(Data entries)
━━━━━━━━━━━━━━━━

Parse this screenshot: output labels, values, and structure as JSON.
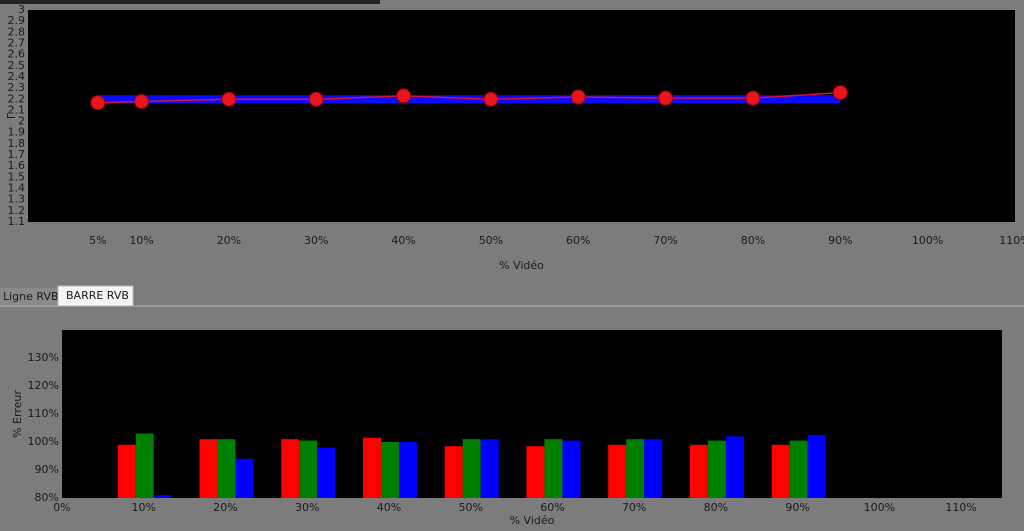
{
  "chart_data": [
    {
      "type": "line",
      "ylabel": "Γ",
      "xlabel": "% Vidéo",
      "x": [
        5,
        10,
        20,
        30,
        40,
        50,
        60,
        70,
        80,
        90
      ],
      "series": [
        {
          "color": "#0a0aff",
          "width": 8,
          "markers": false,
          "values": [
            2.2,
            2.2,
            2.2,
            2.2,
            2.2,
            2.2,
            2.2,
            2.2,
            2.2,
            2.2
          ]
        },
        {
          "color": "#d0143c",
          "width": 1.5,
          "markers": true,
          "values": [
            2.17,
            2.18,
            2.2,
            2.2,
            2.23,
            2.2,
            2.22,
            2.21,
            2.21,
            2.26
          ]
        }
      ],
      "xlim": [
        -3,
        110
      ],
      "ylim": [
        1.1,
        3
      ],
      "xticks": [
        {
          "value": 5,
          "label": "5%"
        },
        {
          "value": 10,
          "label": "10%"
        },
        {
          "value": 20,
          "label": "20%"
        },
        {
          "value": 30,
          "label": "30%"
        },
        {
          "value": 40,
          "label": "40%"
        },
        {
          "value": 50,
          "label": "50%"
        },
        {
          "value": 60,
          "label": "60%"
        },
        {
          "value": 70,
          "label": "70%"
        },
        {
          "value": 80,
          "label": "80%"
        },
        {
          "value": 90,
          "label": "90%"
        },
        {
          "value": 100,
          "label": "100%"
        },
        {
          "value": 110,
          "label": "110%"
        }
      ],
      "yticks": [
        1.1,
        1.2,
        1.3,
        1.4,
        1.5,
        1.6,
        1.7,
        1.8,
        1.9,
        2,
        2.1,
        2.2,
        2.3,
        2.4,
        2.5,
        2.6,
        2.7,
        2.8,
        2.9,
        3
      ]
    },
    {
      "type": "bar",
      "ylabel": "% Erreur",
      "xlabel": "% Vidéo",
      "x": [
        10,
        20,
        30,
        40,
        50,
        60,
        70,
        80,
        90
      ],
      "series": [
        {
          "color": "#ff0000",
          "values": [
            99,
            101,
            101,
            101.5,
            98.5,
            98.5,
            99,
            99,
            99
          ]
        },
        {
          "color": "#008000",
          "values": [
            103,
            101,
            100.5,
            100,
            101,
            101,
            101,
            100.5,
            100.5
          ]
        },
        {
          "color": "#0000ff",
          "values": [
            81,
            94,
            98,
            100,
            101,
            100.5,
            101,
            102,
            102.5
          ]
        }
      ],
      "xlim": [
        0,
        115
      ],
      "ylim": [
        80,
        140
      ],
      "xticks": [
        {
          "value": 0,
          "label": "0%"
        },
        {
          "value": 10,
          "label": "10%"
        },
        {
          "value": 20,
          "label": "20%"
        },
        {
          "value": 30,
          "label": "30%"
        },
        {
          "value": 40,
          "label": "40%"
        },
        {
          "value": 50,
          "label": "50%"
        },
        {
          "value": 60,
          "label": "60%"
        },
        {
          "value": 70,
          "label": "70%"
        },
        {
          "value": 80,
          "label": "80%"
        },
        {
          "value": 90,
          "label": "90%"
        },
        {
          "value": 100,
          "label": "100%"
        },
        {
          "value": 110,
          "label": "110%"
        }
      ],
      "yticks": [
        {
          "value": 80,
          "label": "80%"
        },
        {
          "value": 90,
          "label": "90%"
        },
        {
          "value": 100,
          "label": "100%"
        },
        {
          "value": 110,
          "label": "110%"
        },
        {
          "value": 120,
          "label": "120%"
        },
        {
          "value": 130,
          "label": "130%"
        }
      ]
    }
  ],
  "tabs": [
    "Ligne RVB",
    "BARRE RVB"
  ]
}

━━━━━━━━━━━━━━━━

- _Task objective_
Gather each line in the data that holds the string "color".

- _Response to the exercise_
          "color": "#0a0aff",
          "color": "#d0143c",
          "color": "#ff0000",
          "color": "#008000",
          "color": "#0000ff",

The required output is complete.